### Do this
Return all the data, word for word.

====== Dataset records

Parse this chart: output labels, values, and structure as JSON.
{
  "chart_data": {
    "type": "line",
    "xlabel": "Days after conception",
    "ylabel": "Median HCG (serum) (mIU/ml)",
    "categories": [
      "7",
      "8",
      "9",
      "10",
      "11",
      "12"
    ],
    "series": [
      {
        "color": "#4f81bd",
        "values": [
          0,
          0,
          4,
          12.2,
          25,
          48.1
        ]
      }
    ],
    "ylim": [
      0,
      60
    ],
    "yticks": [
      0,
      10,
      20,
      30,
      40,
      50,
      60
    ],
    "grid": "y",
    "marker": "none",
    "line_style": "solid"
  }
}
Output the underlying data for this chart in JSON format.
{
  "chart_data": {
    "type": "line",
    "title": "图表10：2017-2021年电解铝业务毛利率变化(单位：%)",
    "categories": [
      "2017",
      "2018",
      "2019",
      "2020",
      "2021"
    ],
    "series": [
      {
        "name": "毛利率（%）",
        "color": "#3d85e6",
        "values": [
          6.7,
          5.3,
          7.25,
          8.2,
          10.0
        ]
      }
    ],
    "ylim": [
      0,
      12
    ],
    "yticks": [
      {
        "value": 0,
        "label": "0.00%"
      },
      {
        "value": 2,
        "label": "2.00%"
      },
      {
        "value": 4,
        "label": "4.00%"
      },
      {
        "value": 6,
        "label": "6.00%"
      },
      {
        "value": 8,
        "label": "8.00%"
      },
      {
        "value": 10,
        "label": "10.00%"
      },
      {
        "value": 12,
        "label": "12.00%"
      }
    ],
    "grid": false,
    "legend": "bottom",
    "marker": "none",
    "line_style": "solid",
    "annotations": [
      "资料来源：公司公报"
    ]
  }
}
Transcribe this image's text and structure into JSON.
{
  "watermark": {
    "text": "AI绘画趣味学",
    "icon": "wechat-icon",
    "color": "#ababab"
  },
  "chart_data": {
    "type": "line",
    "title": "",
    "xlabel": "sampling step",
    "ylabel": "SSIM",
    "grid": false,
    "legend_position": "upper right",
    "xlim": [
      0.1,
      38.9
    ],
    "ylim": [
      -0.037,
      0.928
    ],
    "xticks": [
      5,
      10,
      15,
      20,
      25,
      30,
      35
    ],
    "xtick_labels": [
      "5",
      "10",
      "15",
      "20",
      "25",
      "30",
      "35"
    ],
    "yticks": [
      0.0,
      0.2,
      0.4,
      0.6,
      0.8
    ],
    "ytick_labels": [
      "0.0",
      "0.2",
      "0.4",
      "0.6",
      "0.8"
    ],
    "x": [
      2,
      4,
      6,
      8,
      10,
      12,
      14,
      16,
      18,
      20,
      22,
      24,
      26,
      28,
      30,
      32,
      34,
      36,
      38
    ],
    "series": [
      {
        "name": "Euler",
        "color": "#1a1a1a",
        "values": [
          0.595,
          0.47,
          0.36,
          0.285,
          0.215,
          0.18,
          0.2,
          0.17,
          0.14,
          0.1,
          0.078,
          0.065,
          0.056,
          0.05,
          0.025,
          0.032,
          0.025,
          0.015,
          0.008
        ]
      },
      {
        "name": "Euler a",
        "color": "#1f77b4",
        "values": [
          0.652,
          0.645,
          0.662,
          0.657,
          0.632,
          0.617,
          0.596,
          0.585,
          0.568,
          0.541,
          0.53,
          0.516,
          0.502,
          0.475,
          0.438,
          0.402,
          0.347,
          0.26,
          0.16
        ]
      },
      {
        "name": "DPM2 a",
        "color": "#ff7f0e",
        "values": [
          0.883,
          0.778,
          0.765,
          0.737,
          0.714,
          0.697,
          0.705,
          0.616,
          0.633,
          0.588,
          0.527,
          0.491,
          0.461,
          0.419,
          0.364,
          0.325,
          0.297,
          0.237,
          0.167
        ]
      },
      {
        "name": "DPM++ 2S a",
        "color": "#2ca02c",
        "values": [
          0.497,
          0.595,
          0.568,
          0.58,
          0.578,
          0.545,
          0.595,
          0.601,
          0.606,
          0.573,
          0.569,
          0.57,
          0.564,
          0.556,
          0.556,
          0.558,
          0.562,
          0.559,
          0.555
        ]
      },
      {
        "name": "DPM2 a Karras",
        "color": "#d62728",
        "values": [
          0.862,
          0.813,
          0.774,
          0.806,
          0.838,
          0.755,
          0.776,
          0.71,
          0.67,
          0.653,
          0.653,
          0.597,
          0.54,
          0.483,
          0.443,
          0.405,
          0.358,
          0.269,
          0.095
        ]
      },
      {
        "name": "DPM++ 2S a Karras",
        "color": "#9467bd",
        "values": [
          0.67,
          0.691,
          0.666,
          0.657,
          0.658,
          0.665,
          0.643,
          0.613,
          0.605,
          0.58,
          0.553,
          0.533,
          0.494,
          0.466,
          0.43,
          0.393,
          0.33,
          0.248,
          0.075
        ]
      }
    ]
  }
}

============

### Expected output
Parse this chart: output labels, values, and structure as JSON.
{
  "chart_data": {
    "type": "line",
    "xlabel": "Days after conception",
    "ylabel": "Median HCG (serum) (mIU/ml)",
    "categories": [
      "7",
      "8",
      "9",
      "10",
      "11",
      "12"
    ],
    "series": [
      {
        "color": "#4f81bd",
        "values": [
          0,
          0,
          4,
          12.2,
          25,
          48.1
        ]
      }
    ],
    "ylim": [
      0,
      60
    ],
    "yticks": [
      0,
      10,
      20,
      30,
      40,
      50,
      60
    ],
    "grid": "y",
    "marker": "none",
    "line_style": "solid"
  }
}
Output the underlying data for this chart in JSON format.
{
  "chart_data": {
    "type": "line",
    "title": "图表10：2017-2021年电解铝业务毛利率变化(单位：%)",
    "categories": [
      "2017",
      "2018",
      "2019",
      "2020",
      "2021"
    ],
    "series": [
      {
        "name": "毛利率（%）",
        "color": "#3d85e6",
        "values": [
          6.7,
          5.3,
          7.25,
          8.2,
          10.0
        ]
      }
    ],
    "ylim": [
      0,
      12
    ],
    "yticks": [
      {
        "value": 0,
        "label": "0.00%"
      },
      {
        "value": 2,
        "label": "2.00%"
      },
      {
        "value": 4,
        "label": "4.00%"
      },
      {
        "value": 6,
        "label": "6.00%"
      },
      {
        "value": 8,
        "label": "8.00%"
      },
      {
        "value": 10,
        "label": "10.00%"
      },
      {
        "value": 12,
        "label": "12.00%"
      }
    ],
    "grid": false,
    "legend": "bottom",
    "marker": "none",
    "line_style": "solid",
    "annotations": [
      "资料来源：公司公报"
    ]
  }
}
Transcribe this image's text and structure into JSON.
{
  "watermark": {
    "text": "AI绘画趣味学",
    "icon": "wechat-icon",
    "color": "#ababab"
  },
  "chart_data": {
    "type": "line",
    "title": "",
    "xlabel": "sampling step",
    "ylabel": "SSIM",
    "grid": false,
    "legend_position": "upper right",
    "xlim": [
      0.1,
      38.9
    ],
    "ylim": [
      -0.037,
      0.928
    ],
    "xticks": [
      5,
      10,
      15,
      20,
      25,
      30,
      35
    ],
    "xtick_labels": [
      "5",
      "10",
      "15",
      "20",
      "25",
      "30",
      "35"
    ],
    "yticks": [
      0.0,
      0.2,
      0.4,
      0.6,
      0.8
    ],
    "ytick_labels": [
      "0.0",
      "0.2",
      "0.4",
      "0.6",
      "0.8"
    ],
    "x": [
      2,
      4,
      6,
      8,
      10,
      12,
      14,
      16,
      18,
      20,
      22,
      24,
      26,
      28,
      30,
      32,
      34,
      36,
      38
    ],
    "series": [
      {
        "name": "Euler",
        "color": "#1a1a1a",
        "values": [
          0.595,
          0.47,
          0.36,
          0.285,
          0.215,
          0.18,
          0.2,
          0.17,
          0.14,
          0.1,
          0.078,
          0.065,
          0.056,
          0.05,
          0.025,
          0.032,
          0.025,
          0.015,
          0.008
        ]
      },
      {
        "name": "Euler a",
        "color": "#1f77b4",
        "values": [
          0.652,
          0.645,
          0.662,
          0.657,
          0.632,
          0.617,
          0.596,
          0.585,
          0.568,
          0.541,
          0.53,
          0.516,
          0.502,
          0.475,
          0.438,
          0.402,
          0.347,
          0.26,
          0.16
        ]
      },
      {
        "name": "DPM2 a",
        "color": "#ff7f0e",
        "values": [
          0.883,
          0.778,
          0.765,
          0.737,
          0.714,
          0.697,
          0.705,
          0.616,
          0.633,
          0.588,
          0.527,
          0.491,
          0.461,
          0.419,
          0.364,
          0.325,
          0.297,
          0.237,
          0.167
        ]
      },
      {
        "name": "DPM++ 2S a",
        "color": "#2ca02c",
        "values": [
          0.497,
          0.595,
          0.568,
          0.58,
          0.578,
          0.545,
          0.595,
          0.601,
          0.606,
          0.573,
          0.569,
          0.57,
          0.564,
          0.556,
          0.556,
          0.558,
          0.562,
          0.559,
          0.555
        ]
      },
      {
        "name": "DPM2 a Karras",
        "color": "#d62728",
        "values": [
          0.862,
          0.813,
          0.774,
          0.806,
          0.838,
          0.755,
          0.776,
          0.71,
          0.67,
          0.653,
          0.653,
          0.597,
          0.54,
          0.483,
          0.443,
          0.405,
          0.358,
          0.269,
          0.095
        ]
      },
      {
        "name": "DPM++ 2S a Karras",
        "color": "#9467bd",
        "values": [
          0.67,
          0.691,
          0.666,
          0.657,
          0.658,
          0.665,
          0.643,
          0.613,
          0.605,
          0.58,
          0.553,
          0.533,
          0.494,
          0.466,
          0.43,
          0.393,
          0.33,
          0.248,
          0.075
        ]
      }
    ]
  }
}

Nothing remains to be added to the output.